- Work required: Using the listing below, copy every line that mentions "предложение".

- Records:

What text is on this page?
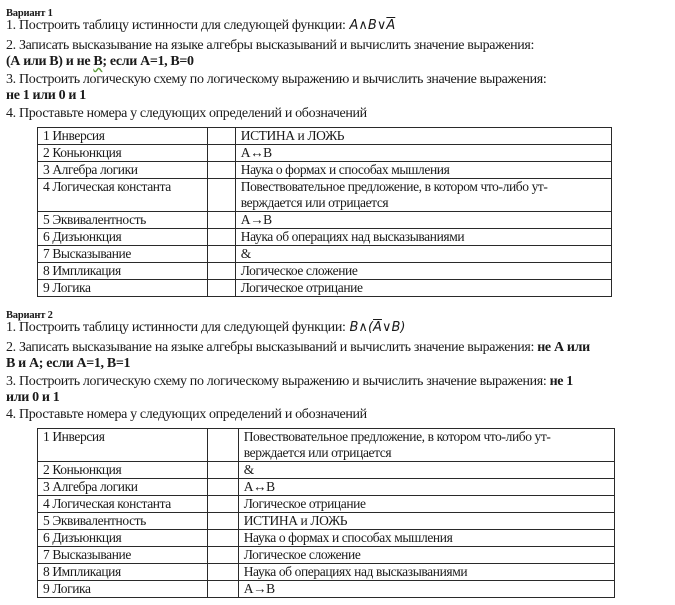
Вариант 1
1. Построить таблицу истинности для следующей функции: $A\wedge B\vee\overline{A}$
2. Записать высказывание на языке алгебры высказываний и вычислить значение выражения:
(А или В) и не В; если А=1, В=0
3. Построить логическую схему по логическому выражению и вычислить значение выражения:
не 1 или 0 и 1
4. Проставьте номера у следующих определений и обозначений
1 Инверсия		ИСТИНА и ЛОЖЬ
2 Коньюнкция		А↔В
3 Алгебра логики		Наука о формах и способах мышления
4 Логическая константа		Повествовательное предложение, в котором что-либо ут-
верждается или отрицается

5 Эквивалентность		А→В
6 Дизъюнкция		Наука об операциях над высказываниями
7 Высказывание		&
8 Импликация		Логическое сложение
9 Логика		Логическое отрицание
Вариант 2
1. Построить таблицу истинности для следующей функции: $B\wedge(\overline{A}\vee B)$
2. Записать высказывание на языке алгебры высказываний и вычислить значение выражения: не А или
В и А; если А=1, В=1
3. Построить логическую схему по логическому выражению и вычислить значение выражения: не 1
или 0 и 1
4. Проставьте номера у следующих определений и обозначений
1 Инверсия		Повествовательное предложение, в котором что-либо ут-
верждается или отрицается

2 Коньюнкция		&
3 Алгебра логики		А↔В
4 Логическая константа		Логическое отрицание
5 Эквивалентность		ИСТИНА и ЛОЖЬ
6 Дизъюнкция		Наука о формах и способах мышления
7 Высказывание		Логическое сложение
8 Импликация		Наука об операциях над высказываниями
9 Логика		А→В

- The reply:
4 Логическая константа		Повествовательное предложение, в котором что-либо ут-
1 Инверсия		Повествовательное предложение, в котором что-либо ут-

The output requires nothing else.